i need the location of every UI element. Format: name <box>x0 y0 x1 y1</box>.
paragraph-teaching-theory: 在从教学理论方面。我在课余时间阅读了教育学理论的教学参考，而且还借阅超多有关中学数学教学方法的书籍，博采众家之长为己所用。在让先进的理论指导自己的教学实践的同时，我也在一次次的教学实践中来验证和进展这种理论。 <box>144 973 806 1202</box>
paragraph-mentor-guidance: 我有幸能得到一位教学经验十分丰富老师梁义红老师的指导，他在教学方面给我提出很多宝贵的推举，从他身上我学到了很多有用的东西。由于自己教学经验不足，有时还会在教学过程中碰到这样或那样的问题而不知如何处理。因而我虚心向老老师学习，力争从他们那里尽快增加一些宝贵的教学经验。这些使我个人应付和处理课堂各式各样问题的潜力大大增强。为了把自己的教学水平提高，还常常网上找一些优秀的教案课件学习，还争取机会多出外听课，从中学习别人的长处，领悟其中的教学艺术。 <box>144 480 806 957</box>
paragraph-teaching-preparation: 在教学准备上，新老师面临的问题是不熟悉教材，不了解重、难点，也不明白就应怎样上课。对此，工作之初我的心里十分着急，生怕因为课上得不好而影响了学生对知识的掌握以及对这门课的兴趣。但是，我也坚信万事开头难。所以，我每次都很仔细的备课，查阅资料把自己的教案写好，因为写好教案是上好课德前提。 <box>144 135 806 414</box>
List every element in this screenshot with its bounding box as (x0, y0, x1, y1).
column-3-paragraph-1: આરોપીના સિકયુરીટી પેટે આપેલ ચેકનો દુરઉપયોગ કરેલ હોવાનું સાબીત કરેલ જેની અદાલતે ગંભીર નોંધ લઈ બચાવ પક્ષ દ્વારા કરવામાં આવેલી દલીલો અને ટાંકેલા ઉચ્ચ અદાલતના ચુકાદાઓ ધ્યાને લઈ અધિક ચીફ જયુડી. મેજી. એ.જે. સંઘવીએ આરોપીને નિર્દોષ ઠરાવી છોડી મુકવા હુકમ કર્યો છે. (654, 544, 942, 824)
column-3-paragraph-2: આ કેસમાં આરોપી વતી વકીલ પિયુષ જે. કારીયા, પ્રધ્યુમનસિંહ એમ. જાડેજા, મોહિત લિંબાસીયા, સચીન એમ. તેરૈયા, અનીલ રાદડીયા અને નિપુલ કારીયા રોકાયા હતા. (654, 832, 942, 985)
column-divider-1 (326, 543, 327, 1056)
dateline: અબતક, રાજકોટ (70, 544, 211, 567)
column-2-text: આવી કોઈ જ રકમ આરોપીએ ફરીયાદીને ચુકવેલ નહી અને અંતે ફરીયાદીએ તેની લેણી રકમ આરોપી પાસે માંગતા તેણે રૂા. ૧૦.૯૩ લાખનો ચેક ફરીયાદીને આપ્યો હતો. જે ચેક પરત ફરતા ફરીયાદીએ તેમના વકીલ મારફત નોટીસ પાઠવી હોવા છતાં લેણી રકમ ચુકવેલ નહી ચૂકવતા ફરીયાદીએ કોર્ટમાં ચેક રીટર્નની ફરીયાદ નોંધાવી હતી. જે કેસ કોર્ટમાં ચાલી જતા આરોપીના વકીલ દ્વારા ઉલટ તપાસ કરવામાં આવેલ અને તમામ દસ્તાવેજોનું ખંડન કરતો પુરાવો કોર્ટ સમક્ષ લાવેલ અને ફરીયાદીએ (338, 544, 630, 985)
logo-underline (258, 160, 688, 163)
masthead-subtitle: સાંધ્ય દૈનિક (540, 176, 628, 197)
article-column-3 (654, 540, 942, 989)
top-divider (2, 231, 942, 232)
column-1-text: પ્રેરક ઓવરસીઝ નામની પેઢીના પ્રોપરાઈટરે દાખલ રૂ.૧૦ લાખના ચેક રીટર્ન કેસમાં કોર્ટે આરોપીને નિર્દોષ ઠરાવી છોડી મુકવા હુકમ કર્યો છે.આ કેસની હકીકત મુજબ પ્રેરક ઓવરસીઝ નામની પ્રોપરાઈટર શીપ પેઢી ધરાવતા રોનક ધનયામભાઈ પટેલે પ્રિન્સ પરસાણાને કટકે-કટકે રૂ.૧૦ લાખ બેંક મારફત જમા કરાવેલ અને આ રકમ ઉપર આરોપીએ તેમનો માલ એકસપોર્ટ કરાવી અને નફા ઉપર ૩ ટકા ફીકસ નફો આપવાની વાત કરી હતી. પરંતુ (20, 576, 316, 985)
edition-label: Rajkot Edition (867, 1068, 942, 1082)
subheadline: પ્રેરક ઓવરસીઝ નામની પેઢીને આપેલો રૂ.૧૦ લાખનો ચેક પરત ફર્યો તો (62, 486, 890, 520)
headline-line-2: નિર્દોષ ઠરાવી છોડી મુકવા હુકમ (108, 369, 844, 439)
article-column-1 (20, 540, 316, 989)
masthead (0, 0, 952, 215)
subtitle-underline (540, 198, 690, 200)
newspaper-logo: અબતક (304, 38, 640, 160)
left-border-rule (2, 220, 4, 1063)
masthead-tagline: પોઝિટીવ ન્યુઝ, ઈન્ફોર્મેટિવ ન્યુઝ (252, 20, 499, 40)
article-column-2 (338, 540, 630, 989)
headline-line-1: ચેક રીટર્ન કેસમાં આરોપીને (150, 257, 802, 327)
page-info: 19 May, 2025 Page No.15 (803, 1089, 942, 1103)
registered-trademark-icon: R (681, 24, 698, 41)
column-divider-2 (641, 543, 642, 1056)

────────────────────────────────────────

-- Work instructions --
Give all the records again, switching "element" to "item" and leaving everything else unchanged.

-- Response --
i need the location of every UI item. Format: name <box>x0 y0 x1 y1</box>.
paragraph-teaching-theory: 在从教学理论方面。我在课余时间阅读了教育学理论的教学参考，而且还借阅超多有关中学数学教学方法的书籍，博采众家之长为己所用。在让先进的理论指导自己的教学实践的同时，我也在一次次的教学实践中来验证和进展这种理论。 <box>144 973 806 1202</box>
paragraph-mentor-guidance: 我有幸能得到一位教学经验十分丰富老师梁义红老师的指导，他在教学方面给我提出很多宝贵的推举，从他身上我学到了很多有用的东西。由于自己教学经验不足，有时还会在教学过程中碰到这样或那样的问题而不知如何处理。因而我虚心向老老师学习，力争从他们那里尽快增加一些宝贵的教学经验。这些使我个人应付和处理课堂各式各样问题的潜力大大增强。为了把自己的教学水平提高，还常常网上找一些优秀的教案课件学习，还争取机会多出外听课，从中学习别人的长处，领悟其中的教学艺术。 <box>144 480 806 957</box>
paragraph-teaching-preparation: 在教学准备上，新老师面临的问题是不熟悉教材，不了解重、难点，也不明白就应怎样上课。对此，工作之初我的心里十分着急，生怕因为课上得不好而影响了学生对知识的掌握以及对这门课的兴趣。但是，我也坚信万事开头难。所以，我每次都很仔细的备课，查阅资料把自己的教案写好，因为写好教案是上好课德前提。 <box>144 135 806 414</box>
List every item in this screenshot with its bounding box as (x0, y0, x1, y1).
column-3-paragraph-1: આરોપીના સિકયુરીટી પેટે આપેલ ચેકનો દુરઉપયોગ કરેલ હોવાનું સાબીત કરેલ જેની અદાલતે ગંભીર નોંધ લઈ બચાવ પક્ષ દ્વારા કરવામાં આવેલી દલીલો અને ટાંકેલા ઉચ્ચ અદાલતના ચુકાદાઓ ધ્યાને લઈ અધિક ચીફ જયુડી. મેજી. એ.જે. સંઘવીએ આરોપીને નિર્દોષ ઠરાવી છોડી મુકવા હુકમ કર્યો છે. (654, 544, 942, 824)
column-3-paragraph-2: આ કેસમાં આરોપી વતી વકીલ પિયુષ જે. કારીયા, પ્રધ્યુમનસિંહ એમ. જાડેજા, મોહિત લિંબાસીયા, સચીન એમ. તેરૈયા, અનીલ રાદડીયા અને નિપુલ કારીયા રોકાયા હતા. (654, 832, 942, 985)
column-divider-1 (326, 543, 327, 1056)
dateline: અબતક, રાજકોટ (70, 544, 211, 567)
column-2-text: આવી કોઈ જ રકમ આરોપીએ ફરીયાદીને ચુકવેલ નહી અને અંતે ફરીયાદીએ તેની લેણી રકમ આરોપી પાસે માંગતા તેણે રૂા. ૧૦.૯૩ લાખનો ચેક ફરીયાદીને આપ્યો હતો. જે ચેક પરત ફરતા ફરીયાદીએ તેમના વકીલ મારફત નોટીસ પાઠવી હોવા છતાં લેણી રકમ ચુકવેલ નહી ચૂકવતા ફરીયાદીએ કોર્ટમાં ચેક રીટર્નની ફરીયાદ નોંધાવી હતી. જે કેસ કોર્ટમાં ચાલી જતા આરોપીના વકીલ દ્વારા ઉલટ તપાસ કરવામાં આવેલ અને તમામ દસ્તાવેજોનું ખંડન કરતો પુરાવો કોર્ટ સમક્ષ લાવેલ અને ફરીયાદીએ (338, 544, 630, 985)
logo-underline (258, 160, 688, 163)
masthead-subtitle: સાંધ્ય દૈનિક (540, 176, 628, 197)
article-column-3 (654, 540, 942, 989)
top-divider (2, 231, 942, 232)
column-1-text: પ્રેરક ઓવરસીઝ નામની પેઢીના પ્રોપરાઈટરે દાખલ રૂ.૧૦ લાખના ચેક રીટર્ન કેસમાં કોર્ટે આરોપીને નિર્દોષ ઠરાવી છોડી મુકવા હુકમ કર્યો છે.આ કેસની હકીકત મુજબ પ્રેરક ઓવરસીઝ નામની પ્રોપરાઈટર શીપ પેઢી ધરાવતા રોનક ધનયામભાઈ પટેલે પ્રિન્સ પરસાણાને કટકે-કટકે રૂ.૧૦ લાખ બેંક મારફત જમા કરાવેલ અને આ રકમ ઉપર આરોપીએ તેમનો માલ એકસપોર્ટ કરાવી અને નફા ઉપર ૩ ટકા ફીકસ નફો આપવાની વાત કરી હતી. પરંતુ (20, 576, 316, 985)
edition-label: Rajkot Edition (867, 1068, 942, 1082)
subheadline: પ્રેરક ઓવરસીઝ નામની પેઢીને આપેલો રૂ.૧૦ લાખનો ચેક પરત ફર્યો તો (62, 486, 890, 520)
headline-line-2: નિર્દોષ ઠરાવી છોડી મુકવા હુકમ (108, 369, 844, 439)
article-column-1 (20, 540, 316, 989)
masthead (0, 0, 952, 215)
subtitle-underline (540, 198, 690, 200)
newspaper-logo: અબતક (304, 38, 640, 160)
left-border-rule (2, 220, 4, 1063)
masthead-tagline: પોઝિટીવ ન્યુઝ, ઈન્ફોર્મેટિવ ન્યુઝ (252, 20, 499, 40)
article-column-2 (338, 540, 630, 989)
headline-line-1: ચેક રીટર્ન કેસમાં આરોપીને (150, 257, 802, 327)
page-info: 19 May, 2025 Page No.15 (803, 1089, 942, 1103)
registered-trademark-icon: R (681, 24, 698, 41)
column-divider-2 (641, 543, 642, 1056)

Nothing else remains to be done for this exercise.